- **STATED GOAL**
Check each line of the listing below for the string "JSON", and copy the ones that have it.

** START DATA EXTRACT **

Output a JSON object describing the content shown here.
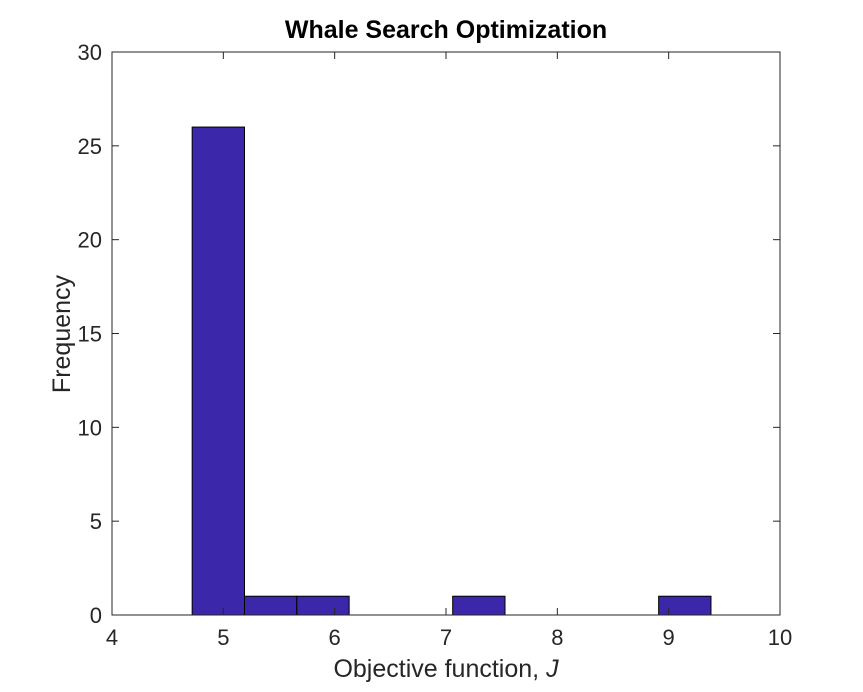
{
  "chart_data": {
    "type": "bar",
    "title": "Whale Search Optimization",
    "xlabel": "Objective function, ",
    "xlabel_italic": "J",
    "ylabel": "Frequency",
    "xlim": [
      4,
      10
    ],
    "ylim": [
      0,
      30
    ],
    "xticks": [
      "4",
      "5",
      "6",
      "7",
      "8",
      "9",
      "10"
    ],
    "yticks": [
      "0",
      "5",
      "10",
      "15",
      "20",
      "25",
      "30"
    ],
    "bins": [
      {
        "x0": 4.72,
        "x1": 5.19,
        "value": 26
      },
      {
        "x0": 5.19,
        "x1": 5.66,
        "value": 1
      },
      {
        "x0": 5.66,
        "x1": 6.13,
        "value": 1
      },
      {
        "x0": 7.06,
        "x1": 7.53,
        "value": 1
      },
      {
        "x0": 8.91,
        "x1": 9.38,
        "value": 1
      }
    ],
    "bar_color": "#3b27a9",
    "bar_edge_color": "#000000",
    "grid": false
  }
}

** END DATA EXTRACT **
** START DATA EXTRACT **

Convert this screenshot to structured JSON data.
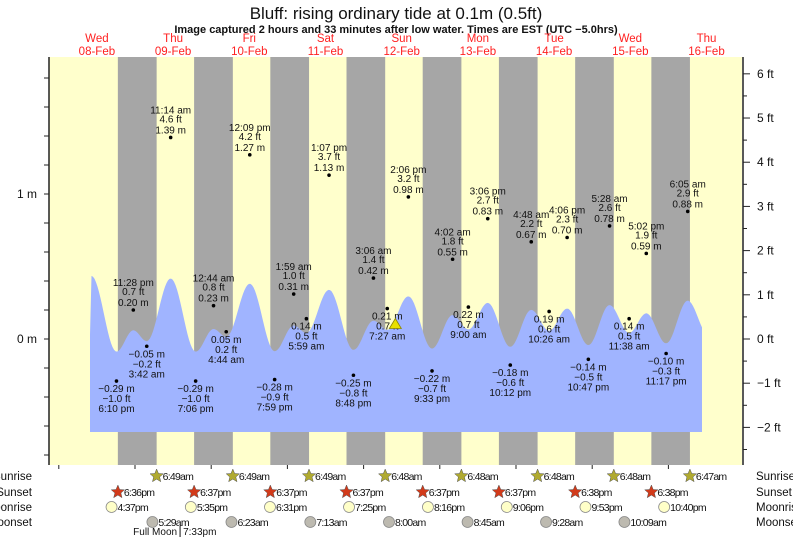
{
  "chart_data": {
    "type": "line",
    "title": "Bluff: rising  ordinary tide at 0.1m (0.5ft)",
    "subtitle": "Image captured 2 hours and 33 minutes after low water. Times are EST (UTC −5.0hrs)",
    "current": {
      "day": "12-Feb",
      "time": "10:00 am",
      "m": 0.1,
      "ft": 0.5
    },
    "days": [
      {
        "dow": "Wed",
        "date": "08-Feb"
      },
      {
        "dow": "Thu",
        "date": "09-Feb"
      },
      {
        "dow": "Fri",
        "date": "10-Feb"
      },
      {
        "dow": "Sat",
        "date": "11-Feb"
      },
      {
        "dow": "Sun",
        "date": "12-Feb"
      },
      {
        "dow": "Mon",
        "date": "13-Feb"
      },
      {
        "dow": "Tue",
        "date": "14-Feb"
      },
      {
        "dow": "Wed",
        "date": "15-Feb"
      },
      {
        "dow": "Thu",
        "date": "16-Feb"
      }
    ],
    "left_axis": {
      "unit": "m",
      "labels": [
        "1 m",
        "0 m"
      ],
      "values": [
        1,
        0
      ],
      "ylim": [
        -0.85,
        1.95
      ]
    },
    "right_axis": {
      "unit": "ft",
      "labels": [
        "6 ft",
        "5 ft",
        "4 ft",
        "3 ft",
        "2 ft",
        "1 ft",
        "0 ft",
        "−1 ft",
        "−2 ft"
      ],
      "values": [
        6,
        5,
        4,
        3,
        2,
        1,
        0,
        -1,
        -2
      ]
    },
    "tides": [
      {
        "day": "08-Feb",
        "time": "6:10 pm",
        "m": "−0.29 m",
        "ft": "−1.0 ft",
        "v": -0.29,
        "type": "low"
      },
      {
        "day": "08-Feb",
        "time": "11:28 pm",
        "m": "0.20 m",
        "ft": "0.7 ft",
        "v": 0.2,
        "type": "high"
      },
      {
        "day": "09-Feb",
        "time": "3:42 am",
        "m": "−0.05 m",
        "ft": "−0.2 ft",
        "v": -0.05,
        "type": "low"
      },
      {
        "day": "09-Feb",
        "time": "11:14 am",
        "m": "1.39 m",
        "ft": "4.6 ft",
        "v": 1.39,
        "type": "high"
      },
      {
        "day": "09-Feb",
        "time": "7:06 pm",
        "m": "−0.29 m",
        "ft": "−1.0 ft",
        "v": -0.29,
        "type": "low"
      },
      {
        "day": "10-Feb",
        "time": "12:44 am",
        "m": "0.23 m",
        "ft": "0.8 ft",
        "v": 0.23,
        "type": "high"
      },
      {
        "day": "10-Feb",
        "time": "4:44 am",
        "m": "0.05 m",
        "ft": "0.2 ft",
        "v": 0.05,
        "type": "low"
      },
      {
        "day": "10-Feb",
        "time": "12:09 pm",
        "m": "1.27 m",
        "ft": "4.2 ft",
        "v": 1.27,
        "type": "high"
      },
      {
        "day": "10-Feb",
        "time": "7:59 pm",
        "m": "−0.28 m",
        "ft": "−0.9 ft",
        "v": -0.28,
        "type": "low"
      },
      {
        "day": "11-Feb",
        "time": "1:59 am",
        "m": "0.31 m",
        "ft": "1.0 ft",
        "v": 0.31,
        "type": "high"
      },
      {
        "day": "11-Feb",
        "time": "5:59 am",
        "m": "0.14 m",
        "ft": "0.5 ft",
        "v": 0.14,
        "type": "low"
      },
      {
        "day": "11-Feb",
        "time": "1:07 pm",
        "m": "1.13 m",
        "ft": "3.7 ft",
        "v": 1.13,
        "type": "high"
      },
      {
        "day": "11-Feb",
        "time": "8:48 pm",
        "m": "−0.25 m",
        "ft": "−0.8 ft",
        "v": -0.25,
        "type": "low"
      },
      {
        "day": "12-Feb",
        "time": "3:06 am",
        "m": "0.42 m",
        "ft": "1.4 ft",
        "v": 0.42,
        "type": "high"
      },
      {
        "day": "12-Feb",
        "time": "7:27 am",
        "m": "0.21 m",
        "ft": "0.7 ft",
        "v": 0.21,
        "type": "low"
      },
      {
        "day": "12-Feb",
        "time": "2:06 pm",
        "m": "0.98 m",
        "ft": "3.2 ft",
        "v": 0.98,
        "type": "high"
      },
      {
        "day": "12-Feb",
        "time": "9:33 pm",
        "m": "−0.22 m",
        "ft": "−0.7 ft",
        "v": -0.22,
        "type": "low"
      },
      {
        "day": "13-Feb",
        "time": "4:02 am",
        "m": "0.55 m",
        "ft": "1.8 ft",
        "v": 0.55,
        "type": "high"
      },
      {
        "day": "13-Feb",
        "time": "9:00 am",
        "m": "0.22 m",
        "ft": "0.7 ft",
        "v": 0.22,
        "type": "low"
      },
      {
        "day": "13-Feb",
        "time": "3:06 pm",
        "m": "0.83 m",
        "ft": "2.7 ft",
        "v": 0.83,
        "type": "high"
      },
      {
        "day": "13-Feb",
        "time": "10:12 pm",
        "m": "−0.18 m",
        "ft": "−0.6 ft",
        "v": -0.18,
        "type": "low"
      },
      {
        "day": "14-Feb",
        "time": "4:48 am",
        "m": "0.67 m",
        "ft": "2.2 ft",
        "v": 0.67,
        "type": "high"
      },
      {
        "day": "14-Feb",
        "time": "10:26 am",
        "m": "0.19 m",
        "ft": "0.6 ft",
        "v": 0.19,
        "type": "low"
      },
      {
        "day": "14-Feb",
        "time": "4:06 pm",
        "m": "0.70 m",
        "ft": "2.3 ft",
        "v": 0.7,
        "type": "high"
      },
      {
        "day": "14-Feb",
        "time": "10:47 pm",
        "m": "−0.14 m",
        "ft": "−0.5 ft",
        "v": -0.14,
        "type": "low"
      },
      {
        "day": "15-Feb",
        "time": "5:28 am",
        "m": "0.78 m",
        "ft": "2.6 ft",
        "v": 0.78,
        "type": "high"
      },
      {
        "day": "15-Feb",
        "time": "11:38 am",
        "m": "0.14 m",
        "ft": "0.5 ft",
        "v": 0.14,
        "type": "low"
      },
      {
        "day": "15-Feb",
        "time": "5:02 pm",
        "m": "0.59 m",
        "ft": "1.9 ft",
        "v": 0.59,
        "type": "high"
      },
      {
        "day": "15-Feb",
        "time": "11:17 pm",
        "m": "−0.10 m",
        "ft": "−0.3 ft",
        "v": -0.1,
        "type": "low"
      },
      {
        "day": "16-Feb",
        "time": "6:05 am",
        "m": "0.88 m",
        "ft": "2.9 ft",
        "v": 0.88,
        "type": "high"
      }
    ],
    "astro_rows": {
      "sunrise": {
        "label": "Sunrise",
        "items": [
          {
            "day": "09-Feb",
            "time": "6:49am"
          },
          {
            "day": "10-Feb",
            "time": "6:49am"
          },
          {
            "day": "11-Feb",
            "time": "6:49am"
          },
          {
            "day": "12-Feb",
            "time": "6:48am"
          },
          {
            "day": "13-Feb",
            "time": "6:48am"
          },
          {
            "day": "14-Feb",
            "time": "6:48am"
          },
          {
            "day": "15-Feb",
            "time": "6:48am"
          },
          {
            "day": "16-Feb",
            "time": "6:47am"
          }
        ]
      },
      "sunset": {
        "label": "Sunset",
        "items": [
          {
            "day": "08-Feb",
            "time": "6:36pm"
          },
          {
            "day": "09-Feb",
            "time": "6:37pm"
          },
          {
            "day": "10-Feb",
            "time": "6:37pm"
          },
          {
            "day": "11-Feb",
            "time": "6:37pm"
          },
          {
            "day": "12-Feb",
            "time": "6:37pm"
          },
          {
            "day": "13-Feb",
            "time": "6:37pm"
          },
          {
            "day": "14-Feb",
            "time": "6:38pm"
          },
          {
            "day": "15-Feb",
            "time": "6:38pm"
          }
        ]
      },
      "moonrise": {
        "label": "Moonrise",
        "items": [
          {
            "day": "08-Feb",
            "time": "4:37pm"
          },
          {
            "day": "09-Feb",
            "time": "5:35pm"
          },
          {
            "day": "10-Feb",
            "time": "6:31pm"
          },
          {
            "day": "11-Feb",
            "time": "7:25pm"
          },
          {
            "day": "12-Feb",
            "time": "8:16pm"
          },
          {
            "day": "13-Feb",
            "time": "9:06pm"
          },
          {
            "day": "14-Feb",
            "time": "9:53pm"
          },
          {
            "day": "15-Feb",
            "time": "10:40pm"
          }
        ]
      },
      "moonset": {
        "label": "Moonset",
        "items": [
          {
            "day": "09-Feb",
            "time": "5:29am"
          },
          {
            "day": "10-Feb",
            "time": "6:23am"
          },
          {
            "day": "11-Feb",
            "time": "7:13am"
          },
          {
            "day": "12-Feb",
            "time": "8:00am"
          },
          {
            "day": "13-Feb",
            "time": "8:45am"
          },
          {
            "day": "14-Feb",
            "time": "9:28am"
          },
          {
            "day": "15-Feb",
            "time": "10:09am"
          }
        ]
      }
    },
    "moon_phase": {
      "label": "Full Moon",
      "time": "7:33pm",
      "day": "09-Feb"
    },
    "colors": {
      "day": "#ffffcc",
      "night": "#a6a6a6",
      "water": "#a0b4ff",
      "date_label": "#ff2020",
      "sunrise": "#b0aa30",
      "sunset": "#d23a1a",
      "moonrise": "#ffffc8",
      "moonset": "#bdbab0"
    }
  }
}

** END DATA EXTRACT **

- **REPLY TO THE EXERCISE**
Output a JSON object describing the content shown here.
Convert this screenshot to structured JSON data.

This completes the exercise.